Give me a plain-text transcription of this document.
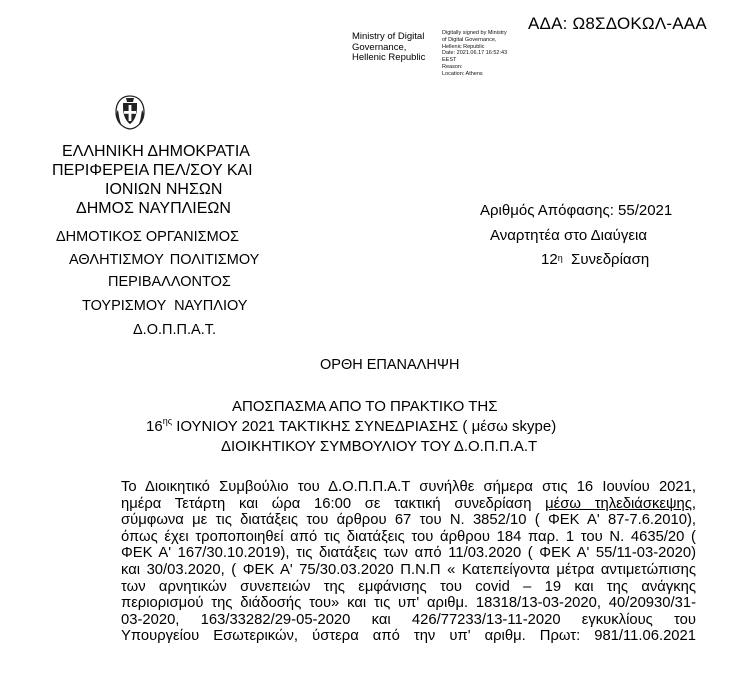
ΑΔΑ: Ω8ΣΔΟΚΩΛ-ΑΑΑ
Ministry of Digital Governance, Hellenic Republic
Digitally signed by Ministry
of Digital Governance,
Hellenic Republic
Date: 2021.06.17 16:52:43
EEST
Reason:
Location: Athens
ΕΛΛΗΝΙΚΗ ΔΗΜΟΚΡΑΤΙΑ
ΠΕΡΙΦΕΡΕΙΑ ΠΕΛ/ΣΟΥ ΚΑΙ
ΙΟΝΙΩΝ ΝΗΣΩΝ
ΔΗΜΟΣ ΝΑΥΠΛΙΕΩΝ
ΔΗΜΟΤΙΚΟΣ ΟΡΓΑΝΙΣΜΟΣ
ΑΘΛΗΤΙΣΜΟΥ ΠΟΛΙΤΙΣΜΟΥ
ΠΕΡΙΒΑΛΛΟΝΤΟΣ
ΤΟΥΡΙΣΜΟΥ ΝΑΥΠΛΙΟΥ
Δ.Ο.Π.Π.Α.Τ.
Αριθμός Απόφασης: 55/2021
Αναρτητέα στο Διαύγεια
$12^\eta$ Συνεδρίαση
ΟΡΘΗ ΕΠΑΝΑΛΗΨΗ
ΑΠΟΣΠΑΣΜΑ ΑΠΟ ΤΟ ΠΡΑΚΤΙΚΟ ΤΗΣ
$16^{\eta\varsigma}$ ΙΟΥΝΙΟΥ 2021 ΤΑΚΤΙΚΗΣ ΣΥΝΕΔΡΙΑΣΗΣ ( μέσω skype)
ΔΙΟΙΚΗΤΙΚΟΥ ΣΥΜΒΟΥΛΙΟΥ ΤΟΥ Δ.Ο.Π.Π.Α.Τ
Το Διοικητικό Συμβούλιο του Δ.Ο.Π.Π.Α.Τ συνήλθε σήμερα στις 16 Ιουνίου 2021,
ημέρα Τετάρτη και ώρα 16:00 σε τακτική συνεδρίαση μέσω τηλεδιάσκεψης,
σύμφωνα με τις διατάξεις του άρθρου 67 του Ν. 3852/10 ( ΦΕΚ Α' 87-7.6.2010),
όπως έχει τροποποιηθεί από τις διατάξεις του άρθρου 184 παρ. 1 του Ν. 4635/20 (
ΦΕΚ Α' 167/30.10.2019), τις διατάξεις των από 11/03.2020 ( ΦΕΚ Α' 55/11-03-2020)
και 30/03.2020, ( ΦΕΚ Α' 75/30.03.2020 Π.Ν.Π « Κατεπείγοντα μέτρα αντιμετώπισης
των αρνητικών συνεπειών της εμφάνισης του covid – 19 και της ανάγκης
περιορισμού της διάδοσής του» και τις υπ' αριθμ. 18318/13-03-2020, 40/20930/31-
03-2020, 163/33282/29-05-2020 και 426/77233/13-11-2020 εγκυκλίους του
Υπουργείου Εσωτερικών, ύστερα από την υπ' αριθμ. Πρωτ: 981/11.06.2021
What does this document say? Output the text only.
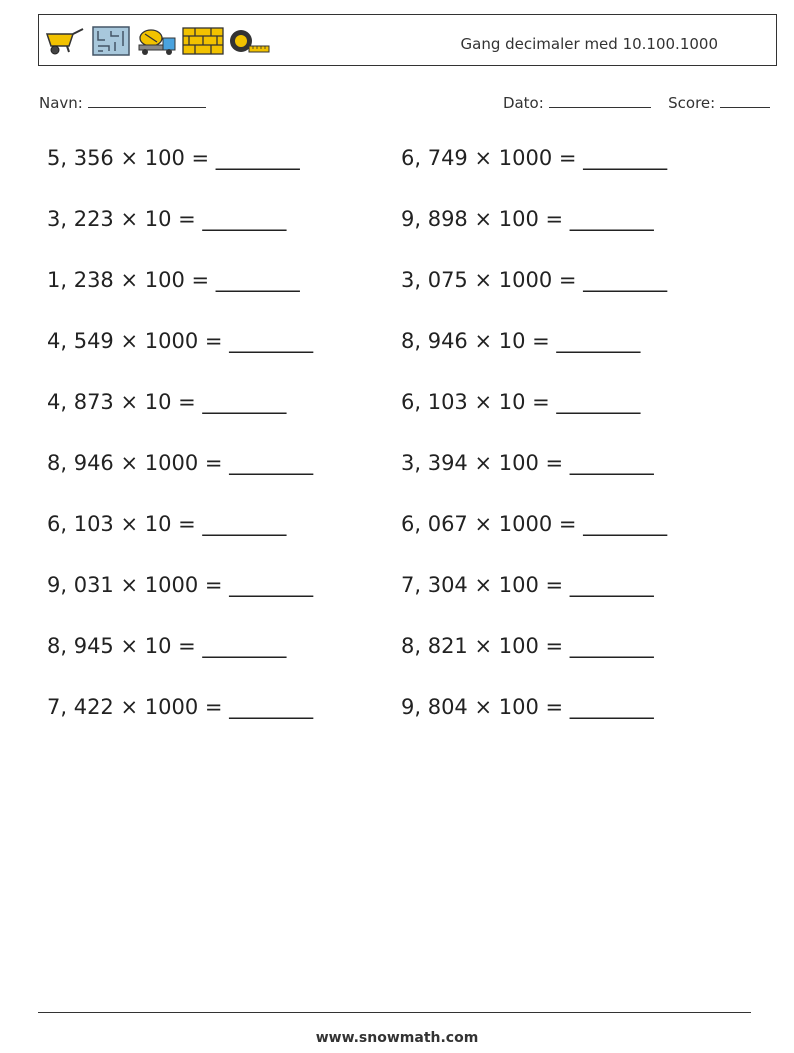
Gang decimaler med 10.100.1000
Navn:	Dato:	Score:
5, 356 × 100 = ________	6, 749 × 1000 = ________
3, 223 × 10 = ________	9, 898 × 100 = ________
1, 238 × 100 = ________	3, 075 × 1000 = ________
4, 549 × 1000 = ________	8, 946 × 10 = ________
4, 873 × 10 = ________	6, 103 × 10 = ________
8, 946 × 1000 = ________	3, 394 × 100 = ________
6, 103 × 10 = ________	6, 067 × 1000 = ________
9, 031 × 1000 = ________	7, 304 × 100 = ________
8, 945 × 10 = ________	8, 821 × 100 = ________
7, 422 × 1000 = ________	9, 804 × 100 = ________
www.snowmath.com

▶ [Exercise goal] Transcribe each entry above exactly, apart from the pictures.

▶ [Exercise output]
Give me a plain-text transcription of this document.
ΑΔΑ: Ω8ΣΔΟΚΩΛ-ΑΑΑ
Ministry of Digital Governance, Hellenic Republic
Digitally signed by Ministry
of Digital Governance,
Hellenic Republic
Date: 2021.06.17 16:52:43
EEST
Reason:
Location: Athens
ΕΛΛΗΝΙΚΗ ΔΗΜΟΚΡΑΤΙΑ
ΠΕΡΙΦΕΡΕΙΑ ΠΕΛ/ΣΟΥ ΚΑΙ
ΙΟΝΙΩΝ ΝΗΣΩΝ
ΔΗΜΟΣ ΝΑΥΠΛΙΕΩΝ
ΔΗΜΟΤΙΚΟΣ ΟΡΓΑΝΙΣΜΟΣ
ΑΘΛΗΤΙΣΜΟΥ ΠΟΛΙΤΙΣΜΟΥ
ΠΕΡΙΒΑΛΛΟΝΤΟΣ
ΤΟΥΡΙΣΜΟΥ ΝΑΥΠΛΙΟΥ
Δ.Ο.Π.Π.Α.Τ.
Αριθμός Απόφασης: 55/2021
Αναρτητέα στο Διαύγεια
$12^\eta$ Συνεδρίαση
ΟΡΘΗ ΕΠΑΝΑΛΗΨΗ
ΑΠΟΣΠΑΣΜΑ ΑΠΟ ΤΟ ΠΡΑΚΤΙΚΟ ΤΗΣ
$16^{\eta\varsigma}$ ΙΟΥΝΙΟΥ 2021 ΤΑΚΤΙΚΗΣ ΣΥΝΕΔΡΙΑΣΗΣ ( μέσω skype)
ΔΙΟΙΚΗΤΙΚΟΥ ΣΥΜΒΟΥΛΙΟΥ ΤΟΥ Δ.Ο.Π.Π.Α.Τ
Το Διοικητικό Συμβούλιο του Δ.Ο.Π.Π.Α.Τ συνήλθε σήμερα στις 16 Ιουνίου 2021,
ημέρα Τετάρτη και ώρα 16:00 σε τακτική συνεδρίαση μέσω τηλεδιάσκεψης,
σύμφωνα με τις διατάξεις του άρθρου 67 του Ν. 3852/10 ( ΦΕΚ Α' 87-7.6.2010),
όπως έχει τροποποιηθεί από τις διατάξεις του άρθρου 184 παρ. 1 του Ν. 4635/20 (
ΦΕΚ Α' 167/30.10.2019), τις διατάξεις των από 11/03.2020 ( ΦΕΚ Α' 55/11-03-2020)
και 30/03.2020, ( ΦΕΚ Α' 75/30.03.2020 Π.Ν.Π « Κατεπείγοντα μέτρα αντιμετώπισης
των αρνητικών συνεπειών της εμφάνισης του covid – 19 και της ανάγκης
περιορισμού της διάδοσής του» και τις υπ' αριθμ. 18318/13-03-2020, 40/20930/31-
03-2020, 163/33282/29-05-2020 και 426/77233/13-11-2020 εγκυκλίους του
Υπουργείου Εσωτερικών, ύστερα από την υπ' αριθμ. Πρωτ: 981/11.06.2021
What does this document say? Output the text only.
Gang decimaler med 10.100.1000
Navn:	Dato:	Score:
5, 356 × 100 = ________	6, 749 × 1000 = ________
3, 223 × 10 = ________	9, 898 × 100 = ________
1, 238 × 100 = ________	3, 075 × 1000 = ________
4, 549 × 1000 = ________	8, 946 × 10 = ________
4, 873 × 10 = ________	6, 103 × 10 = ________
8, 946 × 1000 = ________	3, 394 × 100 = ________
6, 103 × 10 = ________	6, 067 × 1000 = ________
9, 031 × 1000 = ________	7, 304 × 100 = ________
8, 945 × 10 = ________	8, 821 × 100 = ________
7, 422 × 1000 = ________	9, 804 × 100 = ________
www.snowmath.com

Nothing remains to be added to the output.